— Begin LISTED ENTRIES —

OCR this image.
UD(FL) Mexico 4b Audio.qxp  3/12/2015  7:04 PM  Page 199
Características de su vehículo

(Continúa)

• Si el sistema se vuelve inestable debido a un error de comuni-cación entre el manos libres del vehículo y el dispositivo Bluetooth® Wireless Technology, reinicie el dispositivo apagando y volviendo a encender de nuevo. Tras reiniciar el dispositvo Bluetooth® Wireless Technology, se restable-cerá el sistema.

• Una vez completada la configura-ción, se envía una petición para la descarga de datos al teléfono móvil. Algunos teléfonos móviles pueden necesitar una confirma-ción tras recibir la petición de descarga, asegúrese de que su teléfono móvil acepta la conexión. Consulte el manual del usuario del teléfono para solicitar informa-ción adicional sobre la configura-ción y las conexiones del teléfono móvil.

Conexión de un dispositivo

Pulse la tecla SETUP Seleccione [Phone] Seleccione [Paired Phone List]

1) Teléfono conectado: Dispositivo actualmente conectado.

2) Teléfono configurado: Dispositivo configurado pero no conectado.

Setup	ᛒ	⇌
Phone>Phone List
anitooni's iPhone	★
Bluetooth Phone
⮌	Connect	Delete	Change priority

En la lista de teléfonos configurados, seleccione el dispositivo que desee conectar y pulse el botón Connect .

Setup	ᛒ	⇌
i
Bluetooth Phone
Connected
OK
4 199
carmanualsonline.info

— End LISTED ENTRIES —
— Begin LISTED ENTRIES —

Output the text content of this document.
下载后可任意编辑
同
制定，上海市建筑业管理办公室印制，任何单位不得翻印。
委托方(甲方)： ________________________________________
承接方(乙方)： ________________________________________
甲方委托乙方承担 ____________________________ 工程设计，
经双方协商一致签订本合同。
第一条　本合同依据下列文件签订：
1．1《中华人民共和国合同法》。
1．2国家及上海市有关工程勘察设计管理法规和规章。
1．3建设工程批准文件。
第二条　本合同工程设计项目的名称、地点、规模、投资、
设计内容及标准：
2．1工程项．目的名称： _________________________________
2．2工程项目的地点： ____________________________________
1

— End LISTED ENTRIES —

REQUIRED WORK: Return each line among the entries that holds the word "vehículo".

ANSWER TO THE EXERCISE:
Características de su vehículo
• Si el sistema se vuelve inestable debido a un error de comuni-cación entre el manos libres del vehículo y el dispositivo Bluetooth® Wireless Technology, reinicie el dispositivo apagando y volviendo a encender de nuevo. Tras reiniciar el dispositvo Bluetooth® Wireless Technology, se restable-cerá el sistema.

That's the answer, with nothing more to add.